* YOUR GOAL *
The records below must be written out exactly, with every picture left behind.

[Extracted records]
* * * * * * *
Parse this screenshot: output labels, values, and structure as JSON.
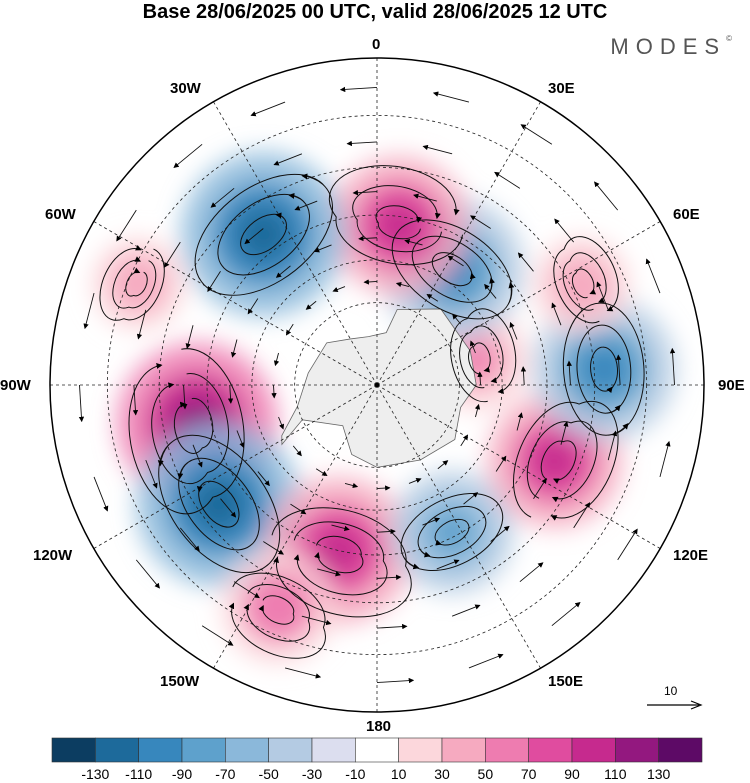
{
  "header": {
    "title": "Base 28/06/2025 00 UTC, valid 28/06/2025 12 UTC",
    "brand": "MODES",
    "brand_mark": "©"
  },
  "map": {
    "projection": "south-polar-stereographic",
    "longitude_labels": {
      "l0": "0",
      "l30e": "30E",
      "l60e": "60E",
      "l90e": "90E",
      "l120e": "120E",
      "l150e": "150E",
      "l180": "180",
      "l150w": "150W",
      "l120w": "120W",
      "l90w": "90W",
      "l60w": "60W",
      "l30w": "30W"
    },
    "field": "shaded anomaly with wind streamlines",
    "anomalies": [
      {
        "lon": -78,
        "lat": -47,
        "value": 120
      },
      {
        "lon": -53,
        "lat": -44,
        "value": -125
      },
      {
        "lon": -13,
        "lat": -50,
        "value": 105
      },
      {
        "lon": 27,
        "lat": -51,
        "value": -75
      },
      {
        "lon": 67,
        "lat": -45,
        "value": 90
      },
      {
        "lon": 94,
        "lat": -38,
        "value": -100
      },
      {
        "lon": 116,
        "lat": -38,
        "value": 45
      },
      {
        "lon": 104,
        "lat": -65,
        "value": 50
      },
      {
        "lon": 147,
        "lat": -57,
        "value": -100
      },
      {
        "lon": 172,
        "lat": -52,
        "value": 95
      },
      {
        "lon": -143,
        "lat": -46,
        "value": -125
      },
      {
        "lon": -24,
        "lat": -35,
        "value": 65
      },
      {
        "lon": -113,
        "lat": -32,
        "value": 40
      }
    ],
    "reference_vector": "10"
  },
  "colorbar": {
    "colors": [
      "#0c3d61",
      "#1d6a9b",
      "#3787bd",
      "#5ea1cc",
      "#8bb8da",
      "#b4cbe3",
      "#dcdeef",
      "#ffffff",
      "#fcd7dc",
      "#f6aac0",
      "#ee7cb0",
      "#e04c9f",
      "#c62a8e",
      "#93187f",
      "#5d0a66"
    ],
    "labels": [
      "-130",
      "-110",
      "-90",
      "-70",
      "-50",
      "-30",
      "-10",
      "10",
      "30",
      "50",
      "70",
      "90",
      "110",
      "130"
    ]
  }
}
* * * * * * *
* IN RESPONSE *
Parse this screenshot: output labels, values, and structure as JSON.
{
  "header": {
    "title": "Base 28/06/2025 00 UTC, valid 28/06/2025 12 UTC",
    "brand": "MODES",
    "brand_mark": "©"
  },
  "map": {
    "projection": "south-polar-stereographic",
    "longitude_labels": {
      "l0": "0",
      "l30e": "30E",
      "l60e": "60E",
      "l90e": "90E",
      "l120e": "120E",
      "l150e": "150E",
      "l180": "180",
      "l150w": "150W",
      "l120w": "120W",
      "l90w": "90W",
      "l60w": "60W",
      "l30w": "30W"
    },
    "field": "shaded anomaly with wind streamlines",
    "anomalies": [
      {
        "lon": -78,
        "lat": -47,
        "value": 120
      },
      {
        "lon": -53,
        "lat": -44,
        "value": -125
      },
      {
        "lon": -13,
        "lat": -50,
        "value": 105
      },
      {
        "lon": 27,
        "lat": -51,
        "value": -75
      },
      {
        "lon": 67,
        "lat": -45,
        "value": 90
      },
      {
        "lon": 94,
        "lat": -38,
        "value": -100
      },
      {
        "lon": 116,
        "lat": -38,
        "value": 45
      },
      {
        "lon": 104,
        "lat": -65,
        "value": 50
      },
      {
        "lon": 147,
        "lat": -57,
        "value": -100
      },
      {
        "lon": 172,
        "lat": -52,
        "value": 95
      },
      {
        "lon": -143,
        "lat": -46,
        "value": -125
      },
      {
        "lon": -24,
        "lat": -35,
        "value": 65
      },
      {
        "lon": -113,
        "lat": -32,
        "value": 40
      }
    ],
    "reference_vector": "10"
  },
  "colorbar": {
    "colors": [
      "#0c3d61",
      "#1d6a9b",
      "#3787bd",
      "#5ea1cc",
      "#8bb8da",
      "#b4cbe3",
      "#dcdeef",
      "#ffffff",
      "#fcd7dc",
      "#f6aac0",
      "#ee7cb0",
      "#e04c9f",
      "#c62a8e",
      "#93187f",
      "#5d0a66"
    ],
    "labels": [
      "-130",
      "-110",
      "-90",
      "-70",
      "-50",
      "-30",
      "-10",
      "10",
      "30",
      "50",
      "70",
      "90",
      "110",
      "130"
    ]
  }
}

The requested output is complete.